_What the exercise asks_.
Report every line of the data that contains the string "frame", copying each such line in full. Matching is case-sensitive.

Spatial layout data:
········

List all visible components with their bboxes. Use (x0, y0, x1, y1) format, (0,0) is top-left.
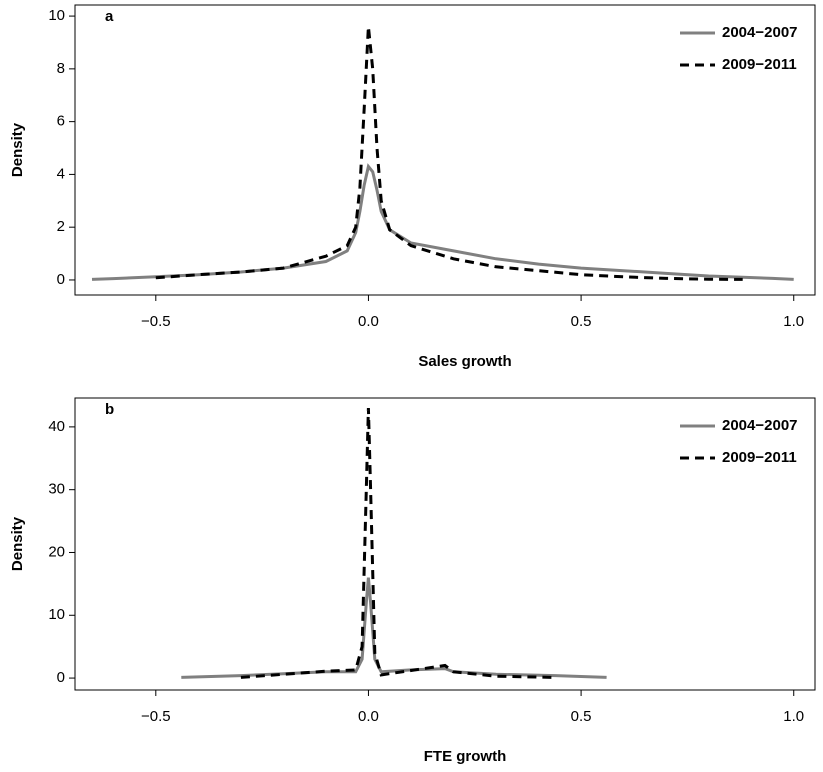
plot-frame (74, 397, 816, 691)
x-tick-label: 0.5 (571, 313, 592, 330)
x-tick-label: −0.5 (141, 708, 171, 725)
density-line (155, 26, 743, 281)
panel-label: b (105, 401, 114, 418)
x-tick-label: 1.0 (783, 708, 804, 725)
legend-label: 2004−2007 (722, 417, 798, 434)
density-line (240, 407, 556, 679)
y-axis-label: Density (9, 122, 26, 177)
y-tick-label: 6 (57, 113, 65, 130)
plot-frame (74, 4, 816, 296)
density-line (181, 577, 607, 679)
x-axis-label: FTE growth (424, 748, 507, 765)
x-tick-label: 1.0 (783, 313, 804, 330)
legend-label: 2009−2011 (722, 449, 797, 466)
x-tick-label: 0.0 (358, 708, 379, 725)
y-tick-label: 10 (48, 606, 65, 623)
y-tick-label: 0 (57, 271, 65, 288)
y-tick-label: 20 (48, 543, 65, 560)
x-tick-label: 0.5 (571, 708, 592, 725)
y-tick-label: 10 (48, 7, 65, 24)
y-tick-label: 4 (57, 165, 65, 182)
y-tick-label: 8 (57, 60, 65, 77)
x-tick-label: −0.5 (141, 313, 171, 330)
density-line (91, 163, 794, 281)
y-tick-label: 2 (57, 218, 65, 235)
legend-label: 2004−2007 (722, 24, 798, 41)
x-axis-label: Sales growth (418, 353, 511, 370)
x-tick-label: 0.0 (358, 313, 379, 330)
y-tick-label: 30 (48, 481, 65, 498)
panel-label: a (105, 8, 114, 25)
y-tick-label: 0 (57, 669, 65, 686)
y-axis-label: Density (9, 516, 26, 571)
y-tick-label: 40 (48, 418, 65, 435)
legend-label: 2009−2011 (722, 56, 797, 73)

········

_Solution for this task_.
plot-frame (74, 397, 816, 691)
plot-frame (74, 4, 816, 296)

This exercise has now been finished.